(Records from a data source)

##############################

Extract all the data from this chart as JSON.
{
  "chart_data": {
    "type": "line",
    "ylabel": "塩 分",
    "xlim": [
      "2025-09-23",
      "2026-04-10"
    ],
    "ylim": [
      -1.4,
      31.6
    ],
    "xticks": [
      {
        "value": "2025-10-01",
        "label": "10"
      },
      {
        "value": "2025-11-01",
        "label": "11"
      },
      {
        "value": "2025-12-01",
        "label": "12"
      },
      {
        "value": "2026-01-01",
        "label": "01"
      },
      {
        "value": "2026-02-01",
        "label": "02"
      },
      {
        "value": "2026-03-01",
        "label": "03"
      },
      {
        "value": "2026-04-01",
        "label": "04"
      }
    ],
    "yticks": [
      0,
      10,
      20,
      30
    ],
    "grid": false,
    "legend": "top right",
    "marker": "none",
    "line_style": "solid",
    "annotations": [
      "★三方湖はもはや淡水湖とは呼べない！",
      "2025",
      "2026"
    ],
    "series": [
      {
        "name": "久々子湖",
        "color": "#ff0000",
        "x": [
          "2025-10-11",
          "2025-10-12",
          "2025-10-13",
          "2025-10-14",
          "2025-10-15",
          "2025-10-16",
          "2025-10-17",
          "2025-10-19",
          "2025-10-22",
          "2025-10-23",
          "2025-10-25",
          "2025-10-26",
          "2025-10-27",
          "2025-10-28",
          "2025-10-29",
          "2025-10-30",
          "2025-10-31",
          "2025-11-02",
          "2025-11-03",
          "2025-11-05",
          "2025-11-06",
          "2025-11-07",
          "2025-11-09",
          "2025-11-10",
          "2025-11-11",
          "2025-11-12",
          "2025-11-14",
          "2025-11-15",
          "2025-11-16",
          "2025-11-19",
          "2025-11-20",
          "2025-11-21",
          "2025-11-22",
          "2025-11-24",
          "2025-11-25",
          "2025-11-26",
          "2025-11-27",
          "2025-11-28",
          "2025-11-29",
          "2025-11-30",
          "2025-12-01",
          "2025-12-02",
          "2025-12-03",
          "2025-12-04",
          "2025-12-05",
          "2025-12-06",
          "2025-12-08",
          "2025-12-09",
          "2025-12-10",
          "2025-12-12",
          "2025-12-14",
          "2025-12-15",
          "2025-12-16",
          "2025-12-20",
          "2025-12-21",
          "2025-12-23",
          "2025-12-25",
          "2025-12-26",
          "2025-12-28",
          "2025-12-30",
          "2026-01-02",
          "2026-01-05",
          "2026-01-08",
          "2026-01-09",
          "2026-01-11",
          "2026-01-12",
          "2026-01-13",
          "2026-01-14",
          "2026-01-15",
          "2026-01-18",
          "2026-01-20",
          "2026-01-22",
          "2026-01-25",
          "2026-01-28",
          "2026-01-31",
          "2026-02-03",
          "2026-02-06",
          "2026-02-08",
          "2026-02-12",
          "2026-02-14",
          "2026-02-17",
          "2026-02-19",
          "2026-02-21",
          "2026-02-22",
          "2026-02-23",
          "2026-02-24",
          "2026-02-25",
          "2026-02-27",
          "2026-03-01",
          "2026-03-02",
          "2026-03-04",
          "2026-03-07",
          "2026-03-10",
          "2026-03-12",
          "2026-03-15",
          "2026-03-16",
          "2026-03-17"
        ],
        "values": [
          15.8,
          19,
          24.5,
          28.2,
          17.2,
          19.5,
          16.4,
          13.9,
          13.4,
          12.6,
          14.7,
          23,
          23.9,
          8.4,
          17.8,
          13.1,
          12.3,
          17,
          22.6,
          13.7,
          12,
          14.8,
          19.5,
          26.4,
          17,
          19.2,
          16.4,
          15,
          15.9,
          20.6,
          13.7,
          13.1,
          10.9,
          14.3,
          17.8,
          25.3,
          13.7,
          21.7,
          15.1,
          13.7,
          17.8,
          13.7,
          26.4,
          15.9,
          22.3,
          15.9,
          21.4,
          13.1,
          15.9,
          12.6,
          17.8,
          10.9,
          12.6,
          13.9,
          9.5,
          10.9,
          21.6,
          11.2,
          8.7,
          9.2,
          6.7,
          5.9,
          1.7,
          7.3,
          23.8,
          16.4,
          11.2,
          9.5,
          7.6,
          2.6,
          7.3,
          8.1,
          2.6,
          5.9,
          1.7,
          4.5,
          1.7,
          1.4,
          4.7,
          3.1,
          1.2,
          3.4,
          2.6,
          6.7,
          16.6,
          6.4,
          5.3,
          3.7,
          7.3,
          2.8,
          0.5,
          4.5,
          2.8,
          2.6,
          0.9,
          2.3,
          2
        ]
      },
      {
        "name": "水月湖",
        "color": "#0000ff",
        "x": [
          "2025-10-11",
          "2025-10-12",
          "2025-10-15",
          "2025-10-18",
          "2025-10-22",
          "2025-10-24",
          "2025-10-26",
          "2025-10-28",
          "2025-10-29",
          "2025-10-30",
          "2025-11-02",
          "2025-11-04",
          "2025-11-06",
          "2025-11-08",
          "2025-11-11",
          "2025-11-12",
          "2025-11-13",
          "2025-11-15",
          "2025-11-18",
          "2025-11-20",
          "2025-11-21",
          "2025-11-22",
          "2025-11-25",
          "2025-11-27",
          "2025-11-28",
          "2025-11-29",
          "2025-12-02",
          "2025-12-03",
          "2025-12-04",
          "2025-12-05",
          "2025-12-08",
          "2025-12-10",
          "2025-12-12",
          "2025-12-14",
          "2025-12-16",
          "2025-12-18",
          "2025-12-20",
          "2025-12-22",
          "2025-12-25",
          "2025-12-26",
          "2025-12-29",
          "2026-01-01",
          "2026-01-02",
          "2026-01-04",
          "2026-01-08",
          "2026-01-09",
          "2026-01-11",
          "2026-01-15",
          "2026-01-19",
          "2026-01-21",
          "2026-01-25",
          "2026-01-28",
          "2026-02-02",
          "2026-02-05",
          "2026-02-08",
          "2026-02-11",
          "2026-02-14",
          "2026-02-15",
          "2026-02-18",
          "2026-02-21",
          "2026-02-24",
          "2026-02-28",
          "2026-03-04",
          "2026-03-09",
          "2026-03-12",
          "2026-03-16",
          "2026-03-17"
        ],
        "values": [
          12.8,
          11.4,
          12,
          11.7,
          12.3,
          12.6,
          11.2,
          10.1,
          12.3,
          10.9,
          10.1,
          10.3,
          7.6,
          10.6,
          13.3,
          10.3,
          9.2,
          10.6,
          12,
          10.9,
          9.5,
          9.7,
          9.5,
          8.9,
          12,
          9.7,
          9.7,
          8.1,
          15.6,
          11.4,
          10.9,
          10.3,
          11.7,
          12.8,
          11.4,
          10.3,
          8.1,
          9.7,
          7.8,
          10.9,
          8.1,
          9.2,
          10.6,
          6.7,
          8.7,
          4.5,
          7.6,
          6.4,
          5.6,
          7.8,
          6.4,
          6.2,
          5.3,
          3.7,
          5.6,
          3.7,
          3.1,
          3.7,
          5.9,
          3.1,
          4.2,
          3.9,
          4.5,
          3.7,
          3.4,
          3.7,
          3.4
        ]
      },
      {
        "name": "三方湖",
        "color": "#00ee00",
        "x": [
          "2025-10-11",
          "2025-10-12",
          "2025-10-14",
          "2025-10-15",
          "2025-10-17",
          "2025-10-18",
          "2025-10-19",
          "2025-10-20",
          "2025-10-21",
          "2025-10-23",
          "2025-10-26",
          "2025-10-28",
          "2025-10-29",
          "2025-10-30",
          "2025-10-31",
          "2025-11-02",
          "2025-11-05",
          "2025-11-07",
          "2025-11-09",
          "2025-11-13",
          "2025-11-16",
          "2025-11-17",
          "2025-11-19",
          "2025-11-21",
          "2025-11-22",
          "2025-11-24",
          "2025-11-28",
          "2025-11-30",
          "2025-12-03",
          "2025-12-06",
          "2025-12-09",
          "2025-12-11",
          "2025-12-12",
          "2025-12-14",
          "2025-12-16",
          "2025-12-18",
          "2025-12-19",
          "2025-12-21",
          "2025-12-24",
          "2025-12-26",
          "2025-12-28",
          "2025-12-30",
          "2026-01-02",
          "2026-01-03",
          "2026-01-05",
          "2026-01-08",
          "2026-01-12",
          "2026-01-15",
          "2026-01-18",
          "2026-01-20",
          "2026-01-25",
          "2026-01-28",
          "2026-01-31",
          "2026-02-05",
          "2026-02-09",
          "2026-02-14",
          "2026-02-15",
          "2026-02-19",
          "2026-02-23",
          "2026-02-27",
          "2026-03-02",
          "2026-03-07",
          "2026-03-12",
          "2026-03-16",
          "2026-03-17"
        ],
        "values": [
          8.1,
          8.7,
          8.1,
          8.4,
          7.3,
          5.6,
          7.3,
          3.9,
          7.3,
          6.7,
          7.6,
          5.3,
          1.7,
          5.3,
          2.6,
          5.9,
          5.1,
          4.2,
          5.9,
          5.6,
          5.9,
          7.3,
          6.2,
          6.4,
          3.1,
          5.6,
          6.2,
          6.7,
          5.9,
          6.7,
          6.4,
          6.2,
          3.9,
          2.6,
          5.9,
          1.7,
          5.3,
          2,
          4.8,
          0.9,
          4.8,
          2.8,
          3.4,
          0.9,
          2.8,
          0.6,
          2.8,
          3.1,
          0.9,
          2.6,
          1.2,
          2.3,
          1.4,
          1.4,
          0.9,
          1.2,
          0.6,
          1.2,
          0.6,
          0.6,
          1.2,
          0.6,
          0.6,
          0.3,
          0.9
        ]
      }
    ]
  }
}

##############################

OBJECTIVE:
Only the number is wanted: how many lines contain the string "color"?

ANSWER TO THIS PROBLEM:
3